**STATED GOAL**
What follows is a block of records; reproduce all of it verbatim.

**TASK DATA**

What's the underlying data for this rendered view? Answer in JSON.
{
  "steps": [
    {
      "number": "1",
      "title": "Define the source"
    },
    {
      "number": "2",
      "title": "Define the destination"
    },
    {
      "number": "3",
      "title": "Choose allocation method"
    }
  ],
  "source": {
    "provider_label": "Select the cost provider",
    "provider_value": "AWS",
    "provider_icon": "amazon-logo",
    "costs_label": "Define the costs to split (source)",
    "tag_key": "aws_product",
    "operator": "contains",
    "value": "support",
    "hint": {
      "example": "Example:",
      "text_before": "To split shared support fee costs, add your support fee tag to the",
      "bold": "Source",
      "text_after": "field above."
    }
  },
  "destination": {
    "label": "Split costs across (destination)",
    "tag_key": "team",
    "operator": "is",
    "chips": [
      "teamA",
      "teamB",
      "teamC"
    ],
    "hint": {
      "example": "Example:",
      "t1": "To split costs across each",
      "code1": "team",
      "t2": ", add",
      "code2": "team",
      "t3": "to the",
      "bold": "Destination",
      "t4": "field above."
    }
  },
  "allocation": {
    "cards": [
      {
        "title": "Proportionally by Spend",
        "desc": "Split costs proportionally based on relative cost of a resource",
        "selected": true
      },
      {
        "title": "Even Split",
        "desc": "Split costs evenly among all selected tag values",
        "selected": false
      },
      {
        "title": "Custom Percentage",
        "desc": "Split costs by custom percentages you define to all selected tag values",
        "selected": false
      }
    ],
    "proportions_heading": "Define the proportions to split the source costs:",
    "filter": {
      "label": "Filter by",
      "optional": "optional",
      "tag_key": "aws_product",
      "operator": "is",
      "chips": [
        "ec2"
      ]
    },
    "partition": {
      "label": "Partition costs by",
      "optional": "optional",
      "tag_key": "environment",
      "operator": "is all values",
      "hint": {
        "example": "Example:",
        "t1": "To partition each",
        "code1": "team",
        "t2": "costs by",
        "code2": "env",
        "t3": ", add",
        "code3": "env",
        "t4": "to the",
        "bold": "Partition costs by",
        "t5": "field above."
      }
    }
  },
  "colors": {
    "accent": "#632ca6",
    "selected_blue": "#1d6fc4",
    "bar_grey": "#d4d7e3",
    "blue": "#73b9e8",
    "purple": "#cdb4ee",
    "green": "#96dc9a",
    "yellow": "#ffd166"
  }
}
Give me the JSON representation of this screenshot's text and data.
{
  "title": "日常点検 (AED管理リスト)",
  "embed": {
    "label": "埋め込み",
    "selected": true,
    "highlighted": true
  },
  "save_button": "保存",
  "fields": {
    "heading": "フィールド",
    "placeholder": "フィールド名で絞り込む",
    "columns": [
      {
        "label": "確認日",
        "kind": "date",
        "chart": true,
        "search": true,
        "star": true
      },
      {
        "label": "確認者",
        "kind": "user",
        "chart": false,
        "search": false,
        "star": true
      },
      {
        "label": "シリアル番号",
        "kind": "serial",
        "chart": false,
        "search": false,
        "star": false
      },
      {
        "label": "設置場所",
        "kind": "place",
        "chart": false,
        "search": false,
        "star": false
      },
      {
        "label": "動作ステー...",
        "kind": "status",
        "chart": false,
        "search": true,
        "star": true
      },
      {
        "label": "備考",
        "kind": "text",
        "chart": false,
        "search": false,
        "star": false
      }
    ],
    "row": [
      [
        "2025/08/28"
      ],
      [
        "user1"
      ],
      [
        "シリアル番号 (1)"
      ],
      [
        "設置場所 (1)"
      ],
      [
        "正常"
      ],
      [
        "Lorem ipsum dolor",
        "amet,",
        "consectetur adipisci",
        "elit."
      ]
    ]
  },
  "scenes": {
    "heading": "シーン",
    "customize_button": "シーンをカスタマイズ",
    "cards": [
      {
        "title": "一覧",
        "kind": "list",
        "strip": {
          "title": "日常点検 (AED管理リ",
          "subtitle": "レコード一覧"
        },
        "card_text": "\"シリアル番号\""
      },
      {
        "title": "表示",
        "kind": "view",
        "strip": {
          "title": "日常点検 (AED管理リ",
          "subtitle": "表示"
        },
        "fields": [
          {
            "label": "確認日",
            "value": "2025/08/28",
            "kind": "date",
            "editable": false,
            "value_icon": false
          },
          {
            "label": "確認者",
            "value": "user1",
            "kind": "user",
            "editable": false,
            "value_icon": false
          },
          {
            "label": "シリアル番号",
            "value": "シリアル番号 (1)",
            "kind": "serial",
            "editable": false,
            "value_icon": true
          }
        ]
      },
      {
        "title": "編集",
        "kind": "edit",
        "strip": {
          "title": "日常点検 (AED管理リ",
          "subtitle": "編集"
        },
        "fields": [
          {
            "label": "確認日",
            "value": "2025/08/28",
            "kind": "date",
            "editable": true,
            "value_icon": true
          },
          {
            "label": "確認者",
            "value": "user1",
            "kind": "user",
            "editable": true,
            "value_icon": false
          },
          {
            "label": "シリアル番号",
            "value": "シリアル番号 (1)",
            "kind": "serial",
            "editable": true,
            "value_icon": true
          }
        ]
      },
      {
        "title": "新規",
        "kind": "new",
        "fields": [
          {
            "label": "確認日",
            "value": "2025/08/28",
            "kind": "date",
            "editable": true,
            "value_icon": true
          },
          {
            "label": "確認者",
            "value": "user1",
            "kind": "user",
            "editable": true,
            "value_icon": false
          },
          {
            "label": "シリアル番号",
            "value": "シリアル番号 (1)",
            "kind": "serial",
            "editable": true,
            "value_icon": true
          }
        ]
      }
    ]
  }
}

**ANSWER**
What's the underlying data for this rendered view? Answer in JSON.
{
  "steps": [
    {
      "number": "1",
      "title": "Define the source"
    },
    {
      "number": "2",
      "title": "Define the destination"
    },
    {
      "number": "3",
      "title": "Choose allocation method"
    }
  ],
  "source": {
    "provider_label": "Select the cost provider",
    "provider_value": "AWS",
    "provider_icon": "amazon-logo",
    "costs_label": "Define the costs to split (source)",
    "tag_key": "aws_product",
    "operator": "contains",
    "value": "support",
    "hint": {
      "example": "Example:",
      "text_before": "To split shared support fee costs, add your support fee tag to the",
      "bold": "Source",
      "text_after": "field above."
    }
  },
  "destination": {
    "label": "Split costs across (destination)",
    "tag_key": "team",
    "operator": "is",
    "chips": [
      "teamA",
      "teamB",
      "teamC"
    ],
    "hint": {
      "example": "Example:",
      "t1": "To split costs across each",
      "code1": "team",
      "t2": ", add",
      "code2": "team",
      "t3": "to the",
      "bold": "Destination",
      "t4": "field above."
    }
  },
  "allocation": {
    "cards": [
      {
        "title": "Proportionally by Spend",
        "desc": "Split costs proportionally based on relative cost of a resource",
        "selected": true
      },
      {
        "title": "Even Split",
        "desc": "Split costs evenly among all selected tag values",
        "selected": false
      },
      {
        "title": "Custom Percentage",
        "desc": "Split costs by custom percentages you define to all selected tag values",
        "selected": false
      }
    ],
    "proportions_heading": "Define the proportions to split the source costs:",
    "filter": {
      "label": "Filter by",
      "optional": "optional",
      "tag_key": "aws_product",
      "operator": "is",
      "chips": [
        "ec2"
      ]
    },
    "partition": {
      "label": "Partition costs by",
      "optional": "optional",
      "tag_key": "environment",
      "operator": "is all values",
      "hint": {
        "example": "Example:",
        "t1": "To partition each",
        "code1": "team",
        "t2": "costs by",
        "code2": "env",
        "t3": ", add",
        "code3": "env",
        "t4": "to the",
        "bold": "Partition costs by",
        "t5": "field above."
      }
    }
  },
  "colors": {
    "accent": "#632ca6",
    "selected_blue": "#1d6fc4",
    "bar_grey": "#d4d7e3",
    "blue": "#73b9e8",
    "purple": "#cdb4ee",
    "green": "#96dc9a",
    "yellow": "#ffd166"
  }
}
Give me the JSON representation of this screenshot's text and data.
{
  "title": "日常点検 (AED管理リスト)",
  "embed": {
    "label": "埋め込み",
    "selected": true,
    "highlighted": true
  },
  "save_button": "保存",
  "fields": {
    "heading": "フィールド",
    "placeholder": "フィールド名で絞り込む",
    "columns": [
      {
        "label": "確認日",
        "kind": "date",
        "chart": true,
        "search": true,
        "star": true
      },
      {
        "label": "確認者",
        "kind": "user",
        "chart": false,
        "search": false,
        "star": true
      },
      {
        "label": "シリアル番号",
        "kind": "serial",
        "chart": false,
        "search": false,
        "star": false
      },
      {
        "label": "設置場所",
        "kind": "place",
        "chart": false,
        "search": false,
        "star": false
      },
      {
        "label": "動作ステー...",
        "kind": "status",
        "chart": false,
        "search": true,
        "star": true
      },
      {
        "label": "備考",
        "kind": "text",
        "chart": false,
        "search": false,
        "star": false
      }
    ],
    "row": [
      [
        "2025/08/28"
      ],
      [
        "user1"
      ],
      [
        "シリアル番号 (1)"
      ],
      [
        "設置場所 (1)"
      ],
      [
        "正常"
      ],
      [
        "Lorem ipsum dolor",
        "amet,",
        "consectetur adipisci",
        "elit."
      ]
    ]
  },
  "scenes": {
    "heading": "シーン",
    "customize_button": "シーンをカスタマイズ",
    "cards": [
      {
        "title": "一覧",
        "kind": "list",
        "strip": {
          "title": "日常点検 (AED管理リ",
          "subtitle": "レコード一覧"
        },
        "card_text": "\"シリアル番号\""
      },
      {
        "title": "表示",
        "kind": "view",
        "strip": {
          "title": "日常点検 (AED管理リ",
          "subtitle": "表示"
        },
        "fields": [
          {
            "label": "確認日",
            "value": "2025/08/28",
            "kind": "date",
            "editable": false,
            "value_icon": false
          },
          {
            "label": "確認者",
            "value": "user1",
            "kind": "user",
            "editable": false,
            "value_icon": false
          },
          {
            "label": "シリアル番号",
            "value": "シリアル番号 (1)",
            "kind": "serial",
            "editable": false,
            "value_icon": true
          }
        ]
      },
      {
        "title": "編集",
        "kind": "edit",
        "strip": {
          "title": "日常点検 (AED管理リ",
          "subtitle": "編集"
        },
        "fields": [
          {
            "label": "確認日",
            "value": "2025/08/28",
            "kind": "date",
            "editable": true,
            "value_icon": true
          },
          {
            "label": "確認者",
            "value": "user1",
            "kind": "user",
            "editable": true,
            "value_icon": false
          },
          {
            "label": "シリアル番号",
            "value": "シリアル番号 (1)",
            "kind": "serial",
            "editable": true,
            "value_icon": true
          }
        ]
      },
      {
        "title": "新規",
        "kind": "new",
        "fields": [
          {
            "label": "確認日",
            "value": "2025/08/28",
            "kind": "date",
            "editable": true,
            "value_icon": true
          },
          {
            "label": "確認者",
            "value": "user1",
            "kind": "user",
            "editable": true,
            "value_icon": false
          },
          {
            "label": "シリアル番号",
            "value": "シリアル番号 (1)",
            "kind": "serial",
            "editable": true,
            "value_icon": true
          }
        ]
      }
    ]
  }
}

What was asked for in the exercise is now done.